## [Figure content listings]
## Begin
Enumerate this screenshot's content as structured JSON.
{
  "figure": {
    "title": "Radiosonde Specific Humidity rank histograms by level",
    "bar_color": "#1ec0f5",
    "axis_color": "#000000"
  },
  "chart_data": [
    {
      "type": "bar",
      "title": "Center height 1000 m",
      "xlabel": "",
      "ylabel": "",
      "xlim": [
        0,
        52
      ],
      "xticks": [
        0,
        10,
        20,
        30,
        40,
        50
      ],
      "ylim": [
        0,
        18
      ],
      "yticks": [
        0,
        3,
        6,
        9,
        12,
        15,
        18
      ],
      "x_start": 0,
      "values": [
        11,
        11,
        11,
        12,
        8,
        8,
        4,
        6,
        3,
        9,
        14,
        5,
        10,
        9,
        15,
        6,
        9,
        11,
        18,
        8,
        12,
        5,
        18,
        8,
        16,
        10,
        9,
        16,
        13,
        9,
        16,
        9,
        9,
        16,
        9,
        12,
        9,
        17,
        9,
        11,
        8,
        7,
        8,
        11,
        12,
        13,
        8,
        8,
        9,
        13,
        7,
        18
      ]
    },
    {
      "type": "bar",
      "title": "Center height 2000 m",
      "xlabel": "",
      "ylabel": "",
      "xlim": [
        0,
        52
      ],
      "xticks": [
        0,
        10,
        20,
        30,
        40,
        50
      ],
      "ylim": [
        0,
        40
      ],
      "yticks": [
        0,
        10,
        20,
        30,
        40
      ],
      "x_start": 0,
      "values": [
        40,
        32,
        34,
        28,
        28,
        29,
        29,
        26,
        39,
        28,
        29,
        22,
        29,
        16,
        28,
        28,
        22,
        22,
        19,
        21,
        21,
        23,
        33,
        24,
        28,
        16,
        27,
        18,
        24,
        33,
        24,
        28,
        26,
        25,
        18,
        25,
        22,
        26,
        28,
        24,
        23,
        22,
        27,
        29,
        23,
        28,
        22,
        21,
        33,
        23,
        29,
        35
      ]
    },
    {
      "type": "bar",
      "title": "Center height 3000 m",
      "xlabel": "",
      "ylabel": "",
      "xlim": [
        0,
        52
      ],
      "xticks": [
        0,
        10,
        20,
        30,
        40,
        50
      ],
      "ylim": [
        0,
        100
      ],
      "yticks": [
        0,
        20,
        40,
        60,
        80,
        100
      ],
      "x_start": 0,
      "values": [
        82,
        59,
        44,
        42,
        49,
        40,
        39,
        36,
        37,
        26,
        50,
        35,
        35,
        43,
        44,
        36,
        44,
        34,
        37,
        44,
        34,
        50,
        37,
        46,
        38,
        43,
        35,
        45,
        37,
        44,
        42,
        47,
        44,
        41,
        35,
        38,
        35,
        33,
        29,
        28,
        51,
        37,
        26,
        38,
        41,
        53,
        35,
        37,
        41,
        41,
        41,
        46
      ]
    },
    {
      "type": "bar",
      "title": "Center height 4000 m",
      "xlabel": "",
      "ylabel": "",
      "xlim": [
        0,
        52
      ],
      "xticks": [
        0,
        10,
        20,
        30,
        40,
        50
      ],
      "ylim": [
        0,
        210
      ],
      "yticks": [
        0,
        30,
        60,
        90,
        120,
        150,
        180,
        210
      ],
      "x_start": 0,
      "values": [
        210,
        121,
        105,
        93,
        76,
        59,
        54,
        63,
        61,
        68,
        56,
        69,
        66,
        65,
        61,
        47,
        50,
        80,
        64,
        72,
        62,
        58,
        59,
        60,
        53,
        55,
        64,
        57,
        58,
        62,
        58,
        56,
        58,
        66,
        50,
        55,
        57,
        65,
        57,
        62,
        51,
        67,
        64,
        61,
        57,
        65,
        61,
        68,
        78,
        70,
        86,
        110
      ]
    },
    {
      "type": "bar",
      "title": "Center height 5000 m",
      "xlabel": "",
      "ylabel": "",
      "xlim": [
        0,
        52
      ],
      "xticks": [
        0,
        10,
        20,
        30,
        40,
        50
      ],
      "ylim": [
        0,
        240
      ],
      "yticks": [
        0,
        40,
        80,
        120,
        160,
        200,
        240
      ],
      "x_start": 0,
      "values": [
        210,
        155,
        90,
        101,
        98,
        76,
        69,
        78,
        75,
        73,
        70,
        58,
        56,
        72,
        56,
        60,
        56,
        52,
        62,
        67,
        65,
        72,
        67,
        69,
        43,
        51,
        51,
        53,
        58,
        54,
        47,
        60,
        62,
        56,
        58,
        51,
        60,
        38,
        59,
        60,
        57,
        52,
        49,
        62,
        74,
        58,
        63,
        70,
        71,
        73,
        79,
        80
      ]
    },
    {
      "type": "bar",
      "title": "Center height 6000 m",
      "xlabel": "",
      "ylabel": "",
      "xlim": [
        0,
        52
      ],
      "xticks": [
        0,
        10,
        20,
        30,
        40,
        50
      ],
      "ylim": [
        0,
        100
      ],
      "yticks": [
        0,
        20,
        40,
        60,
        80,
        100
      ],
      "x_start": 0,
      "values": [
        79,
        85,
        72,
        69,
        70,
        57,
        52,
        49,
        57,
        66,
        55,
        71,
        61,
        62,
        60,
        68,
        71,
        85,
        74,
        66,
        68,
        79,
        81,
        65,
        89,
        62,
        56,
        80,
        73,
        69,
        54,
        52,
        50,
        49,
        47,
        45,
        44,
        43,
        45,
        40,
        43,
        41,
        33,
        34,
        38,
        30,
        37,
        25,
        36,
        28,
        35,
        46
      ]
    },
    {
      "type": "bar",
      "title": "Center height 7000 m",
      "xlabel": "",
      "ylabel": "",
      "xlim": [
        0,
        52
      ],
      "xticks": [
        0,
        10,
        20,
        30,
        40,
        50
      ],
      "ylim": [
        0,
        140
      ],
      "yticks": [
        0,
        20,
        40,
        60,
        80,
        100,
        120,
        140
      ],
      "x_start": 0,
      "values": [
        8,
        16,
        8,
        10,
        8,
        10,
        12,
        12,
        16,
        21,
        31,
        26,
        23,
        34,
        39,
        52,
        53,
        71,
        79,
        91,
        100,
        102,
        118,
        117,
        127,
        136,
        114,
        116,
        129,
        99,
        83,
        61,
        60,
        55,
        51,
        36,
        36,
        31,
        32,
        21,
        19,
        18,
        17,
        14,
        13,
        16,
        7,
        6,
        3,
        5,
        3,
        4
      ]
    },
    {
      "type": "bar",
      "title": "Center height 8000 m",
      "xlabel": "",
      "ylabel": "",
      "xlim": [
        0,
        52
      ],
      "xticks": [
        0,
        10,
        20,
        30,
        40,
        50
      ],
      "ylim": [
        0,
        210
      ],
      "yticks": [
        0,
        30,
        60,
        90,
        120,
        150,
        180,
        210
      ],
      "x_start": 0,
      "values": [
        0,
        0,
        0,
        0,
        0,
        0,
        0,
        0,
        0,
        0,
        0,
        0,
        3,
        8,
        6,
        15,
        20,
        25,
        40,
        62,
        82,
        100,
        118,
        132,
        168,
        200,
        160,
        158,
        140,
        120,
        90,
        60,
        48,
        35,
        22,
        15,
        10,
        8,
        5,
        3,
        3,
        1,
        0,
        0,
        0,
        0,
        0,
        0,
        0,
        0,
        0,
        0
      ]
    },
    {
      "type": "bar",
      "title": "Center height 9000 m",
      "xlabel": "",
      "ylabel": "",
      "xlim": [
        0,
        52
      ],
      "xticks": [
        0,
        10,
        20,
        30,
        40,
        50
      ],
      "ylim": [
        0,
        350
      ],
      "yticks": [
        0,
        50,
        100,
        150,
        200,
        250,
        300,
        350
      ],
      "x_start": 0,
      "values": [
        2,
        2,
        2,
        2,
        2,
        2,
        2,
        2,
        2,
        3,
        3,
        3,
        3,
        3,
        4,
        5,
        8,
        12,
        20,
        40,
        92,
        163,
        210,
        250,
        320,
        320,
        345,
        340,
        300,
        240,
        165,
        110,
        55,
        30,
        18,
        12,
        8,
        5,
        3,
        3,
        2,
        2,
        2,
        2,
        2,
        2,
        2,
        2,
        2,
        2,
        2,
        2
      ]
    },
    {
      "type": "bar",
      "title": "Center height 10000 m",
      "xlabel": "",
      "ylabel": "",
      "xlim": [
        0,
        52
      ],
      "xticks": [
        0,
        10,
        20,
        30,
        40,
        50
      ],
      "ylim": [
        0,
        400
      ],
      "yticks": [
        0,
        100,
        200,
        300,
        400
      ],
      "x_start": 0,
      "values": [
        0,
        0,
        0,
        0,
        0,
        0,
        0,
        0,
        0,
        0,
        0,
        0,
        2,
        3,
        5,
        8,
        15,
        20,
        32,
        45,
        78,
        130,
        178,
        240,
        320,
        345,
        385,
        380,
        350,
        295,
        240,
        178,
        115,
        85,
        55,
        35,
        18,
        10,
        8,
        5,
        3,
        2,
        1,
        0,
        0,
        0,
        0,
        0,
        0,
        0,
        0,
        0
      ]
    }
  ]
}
## End
## [Goal of the exercise]
Pick out every line holding the string "title" and return it.

## [Full answer]
    "title": "Radiosonde Specific Humidity rank histograms by level",
      "title": "Center height 1000 m",
      "title": "Center height 2000 m",
      "title": "Center height 3000 m",
      "title": "Center height 4000 m",
      "title": "Center height 5000 m",
      "title": "Center height 6000 m",
      "title": "Center height 7000 m",
      "title": "Center height 8000 m",
      "title": "Center height 9000 m",
      "title": "Center height 10000 m",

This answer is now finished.